INSTRUCTIONS FOR THE TASK.
Locate every line that holds the string "riñón" and copy it.

RECORD SET.

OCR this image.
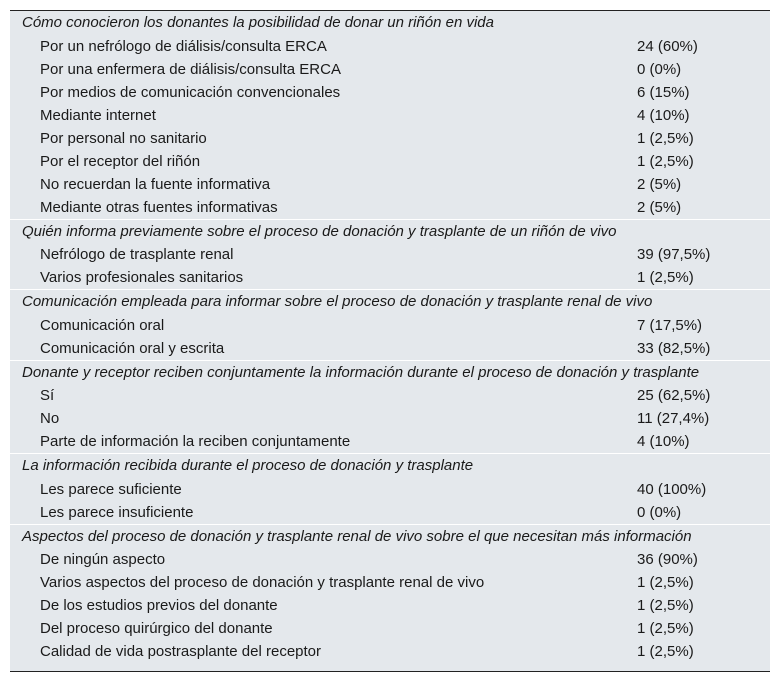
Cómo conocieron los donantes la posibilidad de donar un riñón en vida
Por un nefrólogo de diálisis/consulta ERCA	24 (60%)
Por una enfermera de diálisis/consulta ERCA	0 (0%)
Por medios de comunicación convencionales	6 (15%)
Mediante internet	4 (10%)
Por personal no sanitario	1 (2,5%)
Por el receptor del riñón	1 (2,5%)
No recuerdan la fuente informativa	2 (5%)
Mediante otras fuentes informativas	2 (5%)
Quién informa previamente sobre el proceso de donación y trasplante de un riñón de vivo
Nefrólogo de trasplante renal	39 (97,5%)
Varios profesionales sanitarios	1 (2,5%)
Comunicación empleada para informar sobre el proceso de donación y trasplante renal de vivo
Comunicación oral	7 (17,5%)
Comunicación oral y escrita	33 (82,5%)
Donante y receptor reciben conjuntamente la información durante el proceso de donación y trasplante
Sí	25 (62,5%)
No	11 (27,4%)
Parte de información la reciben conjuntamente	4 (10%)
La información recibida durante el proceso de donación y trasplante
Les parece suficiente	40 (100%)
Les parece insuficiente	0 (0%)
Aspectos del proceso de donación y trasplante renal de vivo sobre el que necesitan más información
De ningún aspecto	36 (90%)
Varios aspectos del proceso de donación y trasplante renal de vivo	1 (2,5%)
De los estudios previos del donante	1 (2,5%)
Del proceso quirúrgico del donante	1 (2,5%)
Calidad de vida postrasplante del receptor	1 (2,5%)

FINISHED ANSWER.
Cómo conocieron los donantes la posibilidad de donar un riñón en vida
Por el receptor del riñón	1 (2,5%)
Quién informa previamente sobre el proceso de donación y trasplante de un riñón de vivo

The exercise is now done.